Problem to solve: For the entries that follow, report how many lines include the word "Diagnostics" and add nothing.

- - - -

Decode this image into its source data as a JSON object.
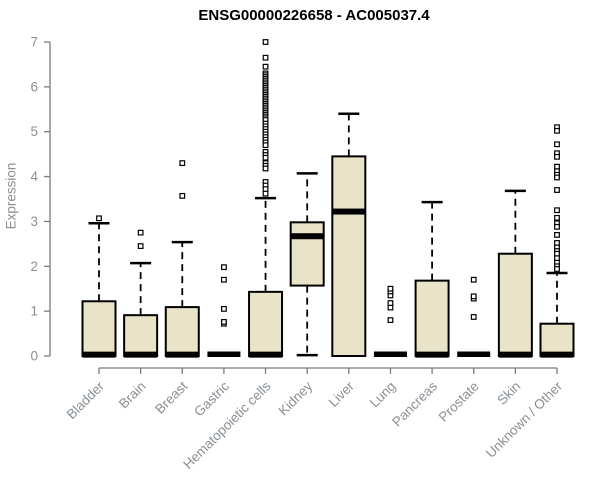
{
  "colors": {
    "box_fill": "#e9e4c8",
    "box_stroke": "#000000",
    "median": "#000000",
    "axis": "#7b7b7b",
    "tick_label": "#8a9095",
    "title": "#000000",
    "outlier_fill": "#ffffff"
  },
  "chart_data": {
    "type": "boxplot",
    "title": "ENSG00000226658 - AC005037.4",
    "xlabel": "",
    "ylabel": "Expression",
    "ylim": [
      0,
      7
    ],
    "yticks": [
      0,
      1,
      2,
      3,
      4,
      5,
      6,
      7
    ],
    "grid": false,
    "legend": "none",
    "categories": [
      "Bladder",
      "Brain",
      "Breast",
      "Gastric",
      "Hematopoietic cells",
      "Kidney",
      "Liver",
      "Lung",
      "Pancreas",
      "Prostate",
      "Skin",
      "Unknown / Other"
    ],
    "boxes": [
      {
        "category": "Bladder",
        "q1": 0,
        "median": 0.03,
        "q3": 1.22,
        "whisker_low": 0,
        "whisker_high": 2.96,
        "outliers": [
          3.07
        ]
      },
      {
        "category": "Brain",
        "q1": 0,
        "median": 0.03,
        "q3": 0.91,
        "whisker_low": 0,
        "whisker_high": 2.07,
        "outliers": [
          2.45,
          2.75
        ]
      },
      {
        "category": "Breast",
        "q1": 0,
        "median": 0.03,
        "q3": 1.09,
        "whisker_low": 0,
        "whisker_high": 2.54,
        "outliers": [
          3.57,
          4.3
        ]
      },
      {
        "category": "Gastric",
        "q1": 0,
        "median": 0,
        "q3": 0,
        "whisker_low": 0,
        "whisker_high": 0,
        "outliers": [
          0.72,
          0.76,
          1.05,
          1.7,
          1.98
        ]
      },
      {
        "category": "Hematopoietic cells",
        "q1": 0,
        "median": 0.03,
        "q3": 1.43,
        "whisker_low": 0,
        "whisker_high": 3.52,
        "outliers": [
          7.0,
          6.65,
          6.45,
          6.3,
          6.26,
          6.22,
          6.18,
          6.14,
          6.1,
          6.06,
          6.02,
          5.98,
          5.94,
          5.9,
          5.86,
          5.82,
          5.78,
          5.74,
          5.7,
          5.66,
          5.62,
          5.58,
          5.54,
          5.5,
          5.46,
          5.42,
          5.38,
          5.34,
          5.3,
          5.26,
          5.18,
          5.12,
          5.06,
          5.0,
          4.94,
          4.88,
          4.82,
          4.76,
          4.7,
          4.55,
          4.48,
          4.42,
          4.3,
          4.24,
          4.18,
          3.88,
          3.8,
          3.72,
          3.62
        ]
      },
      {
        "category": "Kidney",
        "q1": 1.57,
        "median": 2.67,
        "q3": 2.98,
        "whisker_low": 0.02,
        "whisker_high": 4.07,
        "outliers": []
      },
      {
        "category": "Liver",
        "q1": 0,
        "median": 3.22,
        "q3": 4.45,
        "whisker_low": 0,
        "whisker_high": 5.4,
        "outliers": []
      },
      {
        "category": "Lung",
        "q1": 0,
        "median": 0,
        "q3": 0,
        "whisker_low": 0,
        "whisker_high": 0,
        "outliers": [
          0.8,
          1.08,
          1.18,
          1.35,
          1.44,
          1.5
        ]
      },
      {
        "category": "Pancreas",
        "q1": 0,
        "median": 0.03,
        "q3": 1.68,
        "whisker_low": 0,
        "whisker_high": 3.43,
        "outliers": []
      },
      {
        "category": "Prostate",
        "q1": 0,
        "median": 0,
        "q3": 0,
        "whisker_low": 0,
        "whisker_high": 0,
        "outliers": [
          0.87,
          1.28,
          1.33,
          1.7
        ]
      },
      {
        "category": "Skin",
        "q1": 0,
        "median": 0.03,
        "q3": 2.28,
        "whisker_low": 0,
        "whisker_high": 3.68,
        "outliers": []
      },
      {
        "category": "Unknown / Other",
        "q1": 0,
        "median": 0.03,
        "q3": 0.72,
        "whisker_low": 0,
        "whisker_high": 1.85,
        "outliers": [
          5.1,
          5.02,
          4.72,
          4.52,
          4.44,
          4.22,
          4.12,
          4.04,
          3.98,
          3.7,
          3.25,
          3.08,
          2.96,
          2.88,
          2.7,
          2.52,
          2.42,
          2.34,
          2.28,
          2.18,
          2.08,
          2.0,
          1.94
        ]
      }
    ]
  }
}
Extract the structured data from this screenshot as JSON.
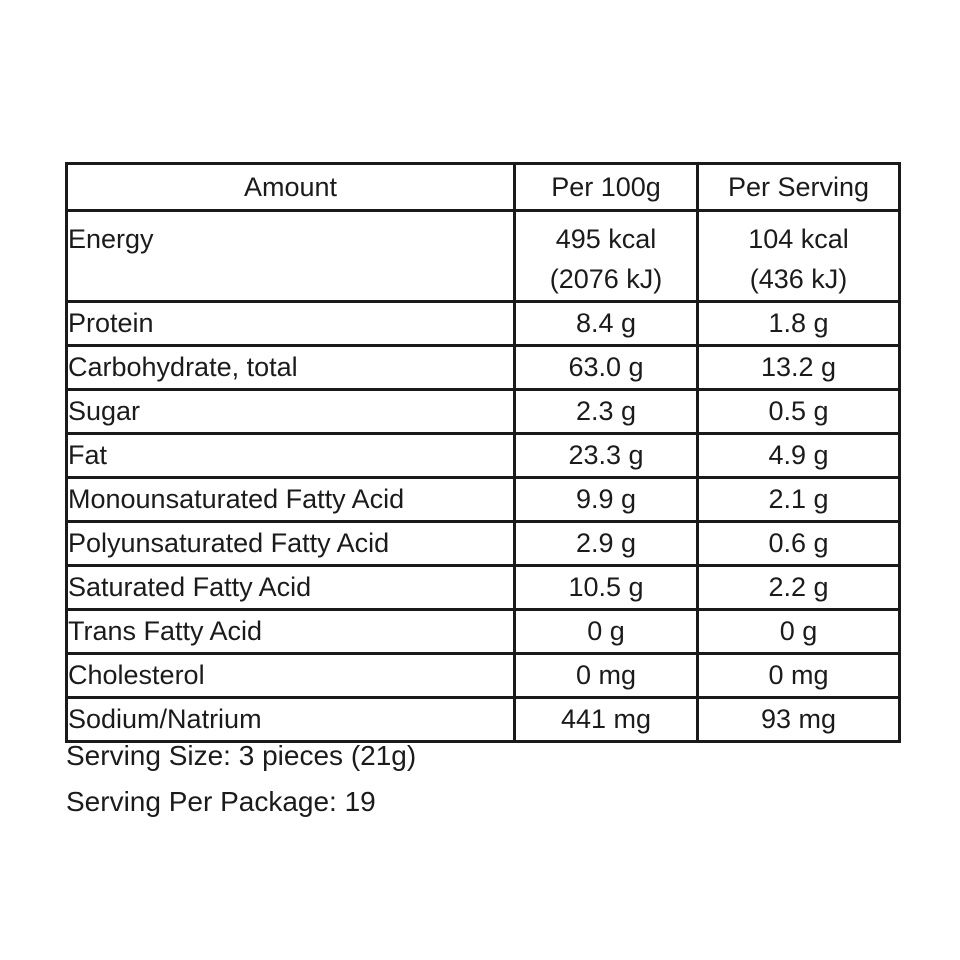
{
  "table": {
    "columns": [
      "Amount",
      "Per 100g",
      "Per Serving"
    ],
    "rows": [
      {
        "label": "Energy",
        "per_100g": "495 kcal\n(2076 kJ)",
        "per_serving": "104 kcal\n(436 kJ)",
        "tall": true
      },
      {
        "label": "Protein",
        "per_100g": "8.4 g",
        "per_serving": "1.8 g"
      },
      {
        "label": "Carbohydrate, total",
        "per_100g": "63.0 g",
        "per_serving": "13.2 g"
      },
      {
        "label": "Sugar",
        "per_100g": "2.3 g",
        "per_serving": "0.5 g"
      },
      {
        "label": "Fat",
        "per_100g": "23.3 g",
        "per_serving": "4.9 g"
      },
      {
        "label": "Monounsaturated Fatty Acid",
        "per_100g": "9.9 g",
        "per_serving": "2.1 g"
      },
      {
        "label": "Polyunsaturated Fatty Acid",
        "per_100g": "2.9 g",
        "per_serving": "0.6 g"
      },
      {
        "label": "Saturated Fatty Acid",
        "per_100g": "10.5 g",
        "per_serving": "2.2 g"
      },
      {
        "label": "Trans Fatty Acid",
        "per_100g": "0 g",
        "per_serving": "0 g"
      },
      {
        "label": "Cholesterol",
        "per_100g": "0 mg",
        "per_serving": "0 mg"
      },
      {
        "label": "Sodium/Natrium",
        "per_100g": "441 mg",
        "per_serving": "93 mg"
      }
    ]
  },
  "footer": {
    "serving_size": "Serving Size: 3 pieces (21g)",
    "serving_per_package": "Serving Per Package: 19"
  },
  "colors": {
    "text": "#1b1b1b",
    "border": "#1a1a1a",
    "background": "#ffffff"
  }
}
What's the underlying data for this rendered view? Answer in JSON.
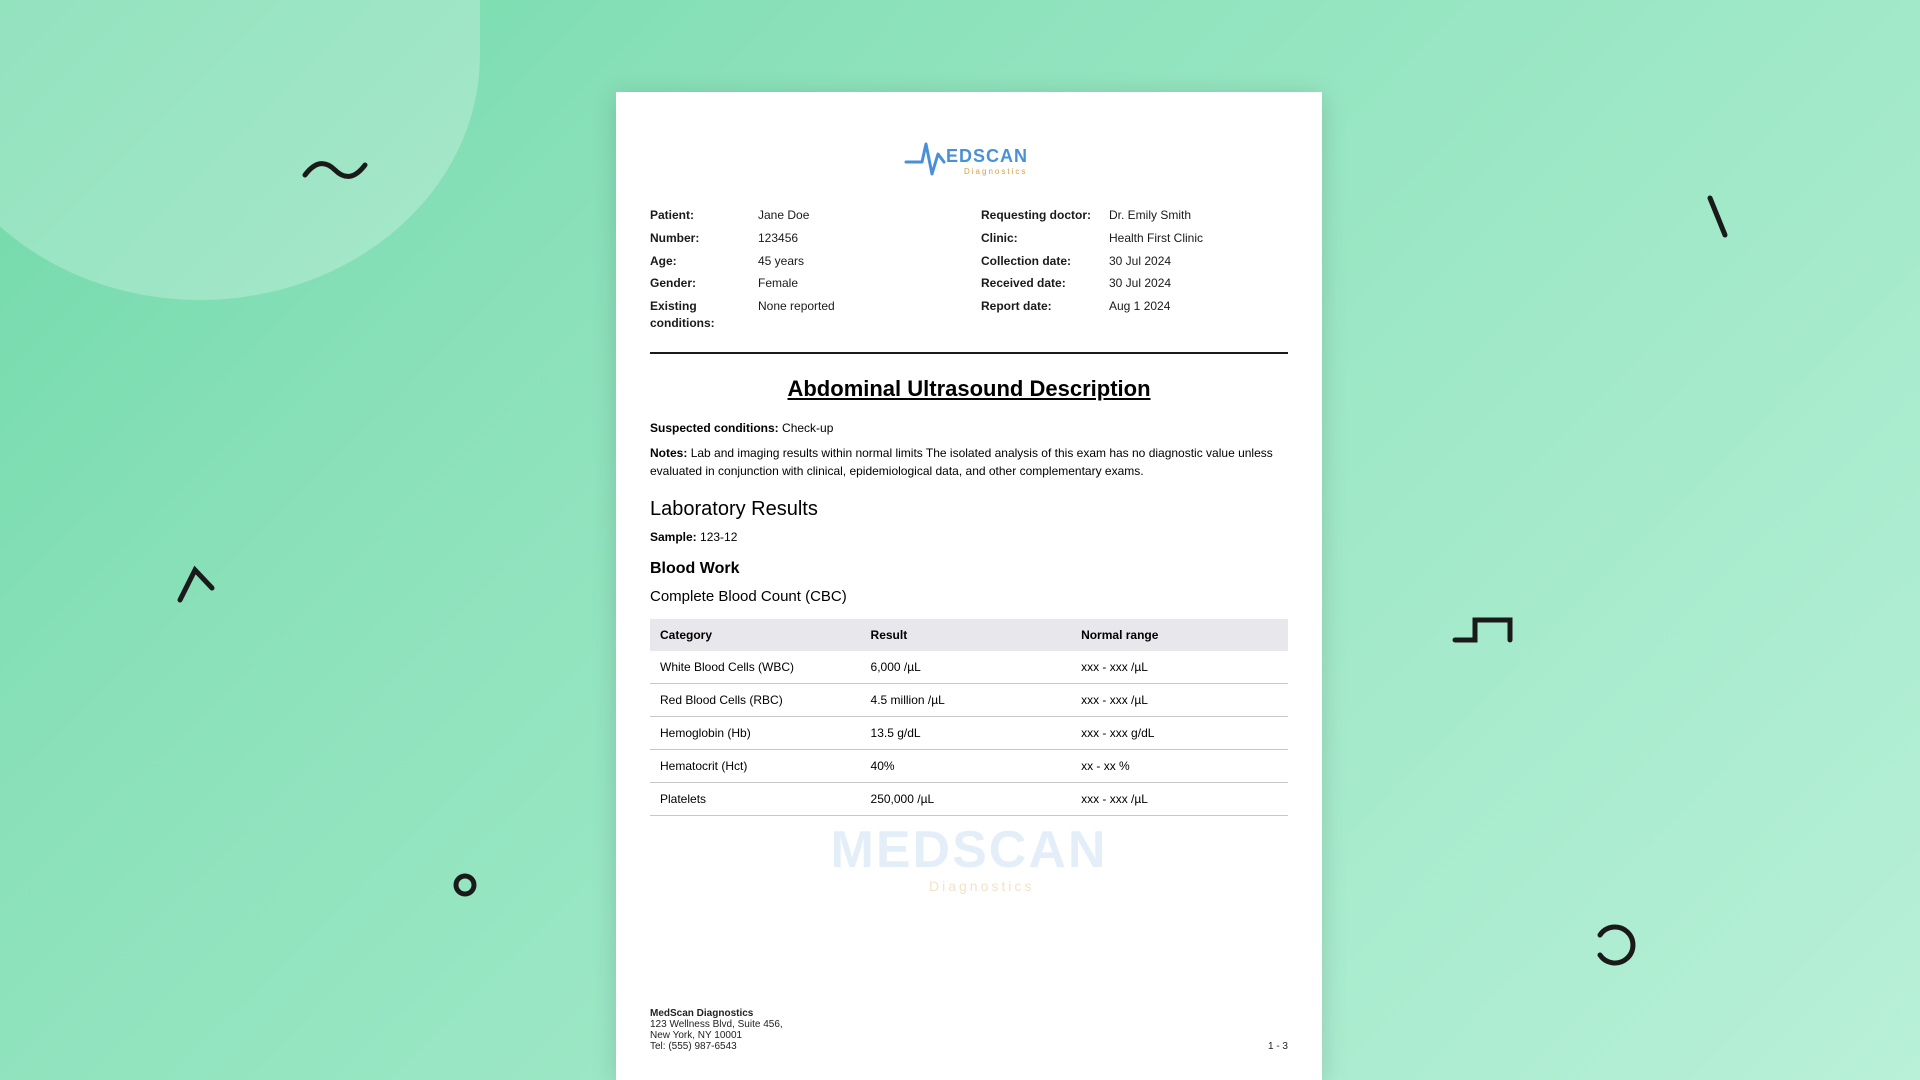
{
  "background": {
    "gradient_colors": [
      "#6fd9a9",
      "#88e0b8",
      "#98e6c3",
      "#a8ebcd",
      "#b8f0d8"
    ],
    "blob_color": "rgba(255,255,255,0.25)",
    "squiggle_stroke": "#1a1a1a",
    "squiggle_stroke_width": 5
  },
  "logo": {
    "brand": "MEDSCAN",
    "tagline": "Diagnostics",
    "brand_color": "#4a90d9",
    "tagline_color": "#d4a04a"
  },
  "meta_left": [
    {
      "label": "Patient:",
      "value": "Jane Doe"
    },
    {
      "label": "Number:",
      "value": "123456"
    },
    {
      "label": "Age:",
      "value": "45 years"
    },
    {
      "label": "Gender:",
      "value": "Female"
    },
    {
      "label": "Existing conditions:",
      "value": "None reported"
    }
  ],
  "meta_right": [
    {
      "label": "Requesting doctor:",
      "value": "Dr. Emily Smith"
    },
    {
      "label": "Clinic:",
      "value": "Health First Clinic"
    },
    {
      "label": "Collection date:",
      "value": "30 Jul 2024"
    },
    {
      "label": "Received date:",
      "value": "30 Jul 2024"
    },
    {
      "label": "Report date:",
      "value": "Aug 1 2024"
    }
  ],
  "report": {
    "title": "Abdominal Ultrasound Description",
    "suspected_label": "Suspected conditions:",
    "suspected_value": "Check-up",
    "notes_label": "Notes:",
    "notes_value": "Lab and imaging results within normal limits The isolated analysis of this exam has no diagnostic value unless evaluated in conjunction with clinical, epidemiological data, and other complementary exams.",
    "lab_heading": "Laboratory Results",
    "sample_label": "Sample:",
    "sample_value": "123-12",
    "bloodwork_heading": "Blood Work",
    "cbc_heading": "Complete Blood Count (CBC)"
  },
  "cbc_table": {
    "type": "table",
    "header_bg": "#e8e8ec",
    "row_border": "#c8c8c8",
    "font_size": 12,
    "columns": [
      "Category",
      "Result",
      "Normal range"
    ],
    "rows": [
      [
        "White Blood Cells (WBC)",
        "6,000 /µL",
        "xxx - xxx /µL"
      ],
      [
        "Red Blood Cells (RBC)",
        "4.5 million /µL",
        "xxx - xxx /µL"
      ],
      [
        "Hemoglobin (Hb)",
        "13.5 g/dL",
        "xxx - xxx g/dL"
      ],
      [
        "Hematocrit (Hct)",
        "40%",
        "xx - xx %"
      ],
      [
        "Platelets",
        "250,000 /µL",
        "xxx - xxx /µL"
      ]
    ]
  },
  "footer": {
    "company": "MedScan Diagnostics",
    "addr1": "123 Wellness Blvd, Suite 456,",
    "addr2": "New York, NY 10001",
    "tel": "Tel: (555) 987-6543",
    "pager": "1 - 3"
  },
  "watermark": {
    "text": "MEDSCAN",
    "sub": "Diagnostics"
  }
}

- - - -

Answer box: 3